> **Written request**
Lines that contain the string "Paid" are to be copied; leave out all others.

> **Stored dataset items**
..............................

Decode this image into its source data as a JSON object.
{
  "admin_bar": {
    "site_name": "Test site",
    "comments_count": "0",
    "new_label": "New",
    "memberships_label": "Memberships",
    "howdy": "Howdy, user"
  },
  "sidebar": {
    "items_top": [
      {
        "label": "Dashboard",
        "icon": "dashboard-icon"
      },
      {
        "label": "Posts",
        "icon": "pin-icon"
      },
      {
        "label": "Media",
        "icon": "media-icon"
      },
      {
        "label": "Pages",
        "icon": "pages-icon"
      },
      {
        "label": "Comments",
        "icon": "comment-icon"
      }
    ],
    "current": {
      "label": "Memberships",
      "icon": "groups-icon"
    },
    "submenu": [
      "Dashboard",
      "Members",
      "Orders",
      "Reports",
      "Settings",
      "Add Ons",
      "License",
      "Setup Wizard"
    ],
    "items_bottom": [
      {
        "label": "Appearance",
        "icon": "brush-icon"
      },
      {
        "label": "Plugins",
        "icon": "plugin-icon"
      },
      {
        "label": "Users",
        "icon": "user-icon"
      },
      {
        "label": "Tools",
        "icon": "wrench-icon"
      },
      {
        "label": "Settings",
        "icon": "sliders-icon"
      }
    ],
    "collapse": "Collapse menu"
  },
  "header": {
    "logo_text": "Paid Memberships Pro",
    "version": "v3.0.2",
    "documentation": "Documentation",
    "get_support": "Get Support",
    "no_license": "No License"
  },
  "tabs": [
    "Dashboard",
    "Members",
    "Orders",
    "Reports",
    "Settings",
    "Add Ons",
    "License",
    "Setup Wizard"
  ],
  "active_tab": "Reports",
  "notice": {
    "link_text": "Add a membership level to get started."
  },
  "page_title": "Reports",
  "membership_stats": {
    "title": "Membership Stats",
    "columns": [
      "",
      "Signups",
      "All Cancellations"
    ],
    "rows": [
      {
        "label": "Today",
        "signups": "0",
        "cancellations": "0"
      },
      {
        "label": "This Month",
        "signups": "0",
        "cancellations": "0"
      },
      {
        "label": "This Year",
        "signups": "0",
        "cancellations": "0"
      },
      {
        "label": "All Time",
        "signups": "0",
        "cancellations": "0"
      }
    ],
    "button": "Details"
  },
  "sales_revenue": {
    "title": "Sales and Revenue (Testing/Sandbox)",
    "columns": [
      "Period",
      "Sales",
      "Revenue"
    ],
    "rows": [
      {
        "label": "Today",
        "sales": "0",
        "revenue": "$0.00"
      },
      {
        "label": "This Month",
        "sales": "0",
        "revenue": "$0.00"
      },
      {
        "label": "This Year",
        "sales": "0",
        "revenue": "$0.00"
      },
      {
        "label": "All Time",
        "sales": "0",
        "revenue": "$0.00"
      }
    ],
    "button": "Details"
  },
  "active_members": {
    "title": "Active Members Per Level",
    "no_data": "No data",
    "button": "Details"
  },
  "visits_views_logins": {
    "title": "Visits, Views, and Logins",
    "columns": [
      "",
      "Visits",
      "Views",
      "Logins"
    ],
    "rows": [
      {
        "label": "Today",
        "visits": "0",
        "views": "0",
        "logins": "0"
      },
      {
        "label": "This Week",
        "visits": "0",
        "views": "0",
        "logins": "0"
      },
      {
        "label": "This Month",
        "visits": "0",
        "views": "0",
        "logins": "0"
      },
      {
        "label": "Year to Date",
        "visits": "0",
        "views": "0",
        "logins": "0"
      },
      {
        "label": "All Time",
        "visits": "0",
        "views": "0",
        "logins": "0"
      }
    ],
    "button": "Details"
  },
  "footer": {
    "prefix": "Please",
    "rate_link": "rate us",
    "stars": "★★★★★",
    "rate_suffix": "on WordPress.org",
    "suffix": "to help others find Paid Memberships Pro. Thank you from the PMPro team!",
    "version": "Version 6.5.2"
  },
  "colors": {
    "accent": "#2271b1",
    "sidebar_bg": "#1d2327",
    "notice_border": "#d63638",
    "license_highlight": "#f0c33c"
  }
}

..............................

> **Solution for this task**
    "logo_text": "Paid Memberships Pro",
    "suffix": "to help others find Paid Memberships Pro. Thank you from the PMPro team!",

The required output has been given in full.